WHAT YOU NEED TO DO
Find all lines in the listing that include the word "souterrains", then copy them.

RECORDS FOR THE TASK
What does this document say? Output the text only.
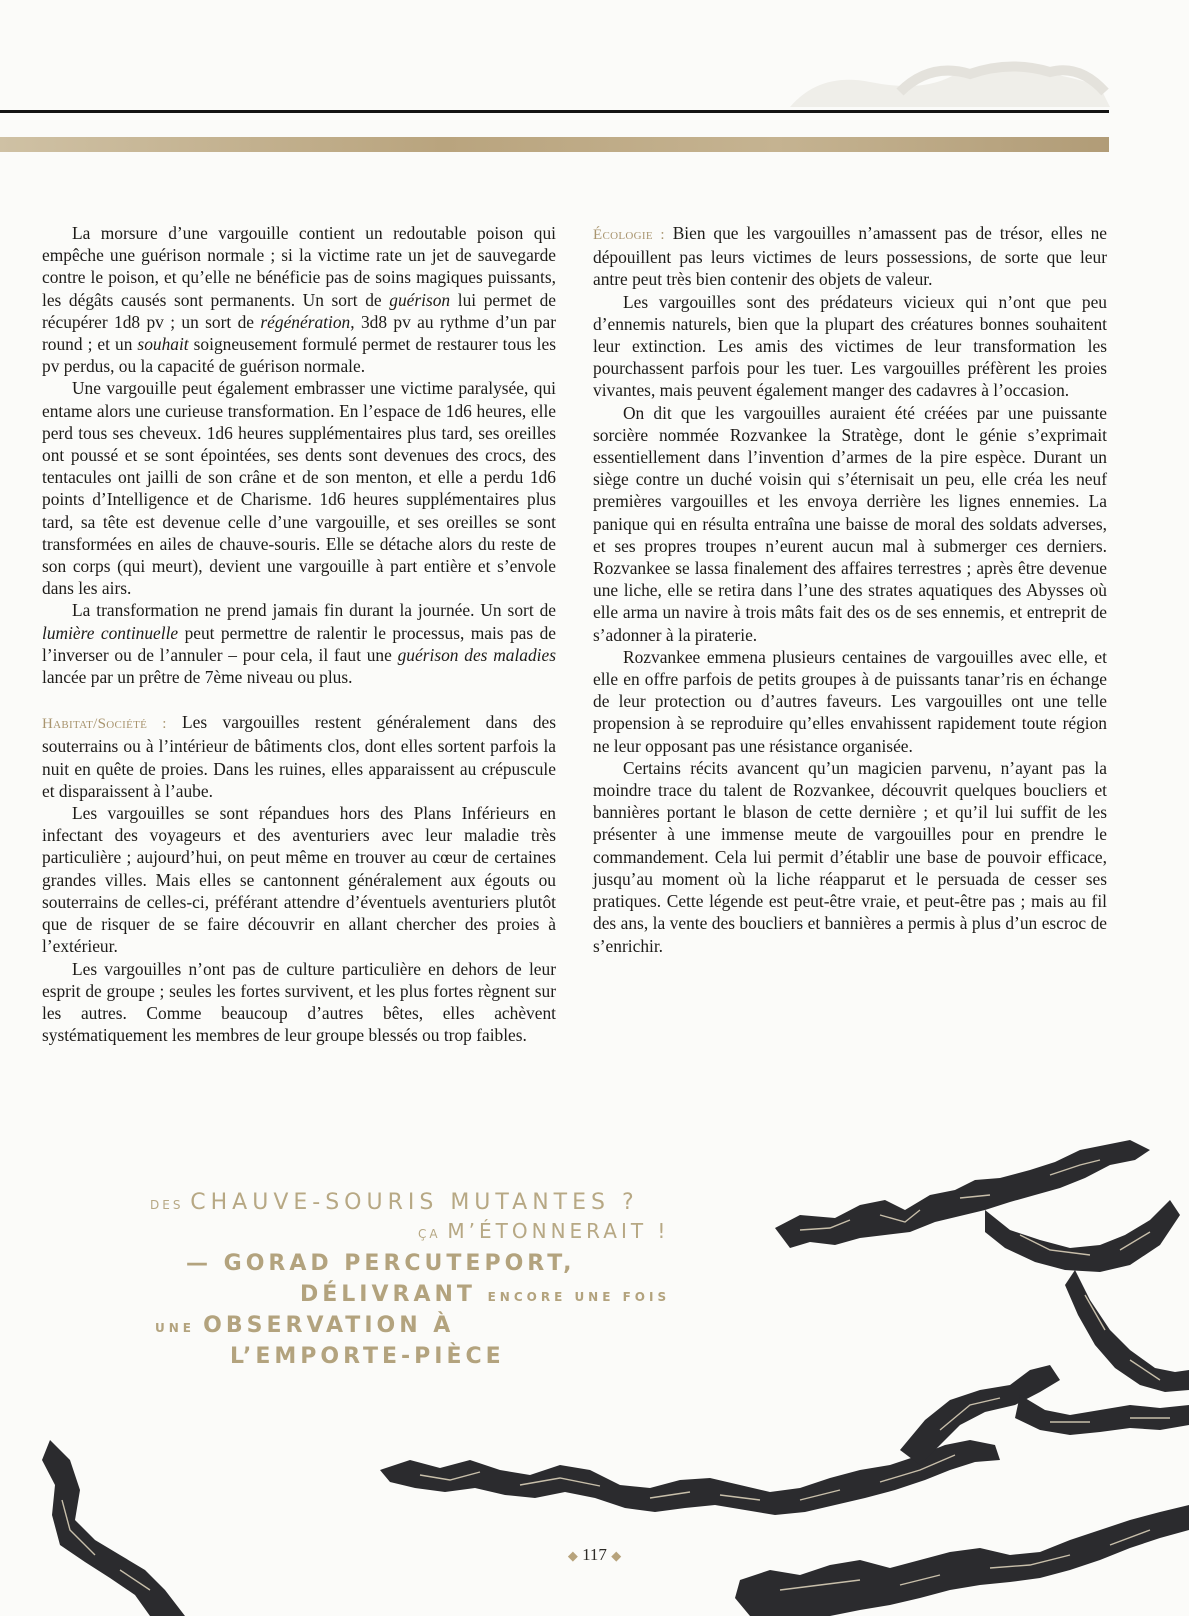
La morsure d’une vargouille contient un redoutable poison qui empêche une guérison normale ; si la victime rate un jet de sauvegarde contre le poison, et qu’elle ne bénéficie pas de soins magiques puissants, les dégâts causés sont permanents. Un sort de guérison lui permet de récupérer 1d8 pv ; un sort de régénération, 3d8 pv au rythme d’un par round ; et un souhait soigneusement formulé permet de restaurer tous les pv perdus, ou la capacité de guérison normale.

Une vargouille peut également embrasser une victime paralysée, qui entame alors une curieuse transformation. En l’espace de 1d6 heures, elle perd tous ses cheveux. 1d6 heures supplémentaires plus tard, ses oreilles ont poussé et se sont épointées, ses dents sont devenues des crocs, des tentacules ont jailli de son crâne et de son menton, et elle a perdu 1d6 points d’Intelligence et de Charisme. 1d6 heures supplémentaires plus tard, sa tête est devenue celle d’une vargouille, et ses oreilles se sont transformées en ailes de chauve-souris. Elle se détache alors du reste de son corps (qui meurt), devient une vargouille à part entière et s’envole dans les airs.

La transformation ne prend jamais fin durant la journée. Un sort de lumière continuelle peut permettre de ralentir le processus, mais pas de l’inverser ou de l’annuler – pour cela, il faut une guérison des maladies lancée par un prêtre de 7ème niveau ou plus.

Habitat/Société : Les vargouilles restent généralement dans des souterrains ou à l’intérieur de bâtiments clos, dont elles sortent parfois la nuit en quête de proies. Dans les ruines, elles apparaissent au crépuscule et disparaissent à l’aube.

Les vargouilles se sont répandues hors des Plans Inférieurs en infectant des voyageurs et des aventuriers avec leur maladie très particulière ; aujourd’hui, on peut même en trouver au cœur de certaines grandes villes. Mais elles se cantonnent généralement aux égouts ou souterrains de celles-ci, préférant attendre d’éventuels aventuriers plutôt que de risquer de se faire découvrir en allant chercher des proies à l’extérieur.

Les vargouilles n’ont pas de culture particulière en dehors de leur esprit de groupe ; seules les fortes survivent, et les plus fortes règnent sur les autres. Comme beaucoup d’autres bêtes, elles achèvent systématiquement les membres de leur groupe blessés ou trop faibles.

Écologie : Bien que les vargouilles n’amassent pas de trésor, elles ne dépouillent pas leurs victimes de leurs possessions, de sorte que leur antre peut très bien contenir des objets de valeur.

Les vargouilles sont des prédateurs vicieux qui n’ont que peu d’ennemis naturels, bien que la plupart des créatures bonnes souhaitent leur extinction. Les amis des victimes de leur transformation les pourchassent parfois pour les tuer. Les vargouilles préfèrent les proies vivantes, mais peuvent également manger des cadavres à l’occasion.

On dit que les vargouilles auraient été créées par une puissante sorcière nommée Rozvankee la Stratège, dont le génie s’exprimait essentiellement dans l’invention d’armes de la pire espèce. Durant un siège contre un duché voisin qui s’éternisait un peu, elle créa les neuf premières vargouilles et les envoya derrière les lignes ennemies. La panique qui en résulta entraîna une baisse de moral des soldats adverses, et ses propres troupes n’eurent aucun mal à submerger ces derniers. Rozvankee se lassa finalement des affaires terrestres ; après être devenue une liche, elle se retira dans l’une des strates aquatiques des Abysses où elle arma un navire à trois mâts fait des os de ses ennemis, et entreprit de s’adonner à la piraterie.

Rozvankee emmena plusieurs centaines de vargouilles avec elle, et elle en offre parfois de petits groupes à de puissants tanar’ris en échange de leur protection ou d’autres faveurs. Les vargouilles ont une telle propension à se reproduire qu’elles envahissent rapidement toute région ne leur opposant pas une résistance organisée.

Certains récits avancent qu’un magicien parvenu, n’ayant pas la moindre trace du talent de Rozvankee, découvrit quelques boucliers et bannières portant le blason de cette dernière ; et qu’il lui suffit de les présenter à une immense meute de vargouilles pour en prendre le commandement. Cela lui permit d’établir une base de pouvoir efficace, jusqu’au moment où la liche réapparut et le persuada de cesser ses pratiques. Cette légende est peut-être vraie, et peut-être pas ; mais au fil des ans, la vente des boucliers et bannières a permis à plus d’un escroc de s’enrichir.

DES CHAUVE-SOURIS MUTANTES ?
ÇA M’ÉTONNERAIT !
— GORAD PERCUTEPORT,
DÉLIVRANT ENCORE UNE FOIS
UNE OBSERVATION À
L’EMPORTE-PIÈCE
◆ 117 ◆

TASK RESPONSE
Habitat/Société : Les vargouilles restent généralement dans des souterrains ou à l’intérieur de bâtiments clos, dont elles sortent parfois la nuit en quête de proies. Dans les ruines, elles apparaissent au crépuscule et disparaissent à l’aube.
Les vargouilles se sont répandues hors des Plans Inférieurs en infectant des voyageurs et des aventuriers avec leur maladie très particulière ; aujourd’hui, on peut même en trouver au cœur de certaines grandes villes. Mais elles se cantonnent généralement aux égouts ou souterrains de celles-ci, préférant attendre d’éventuels aventuriers plutôt que de risquer de se faire découvrir en allant chercher des proies à l’extérieur.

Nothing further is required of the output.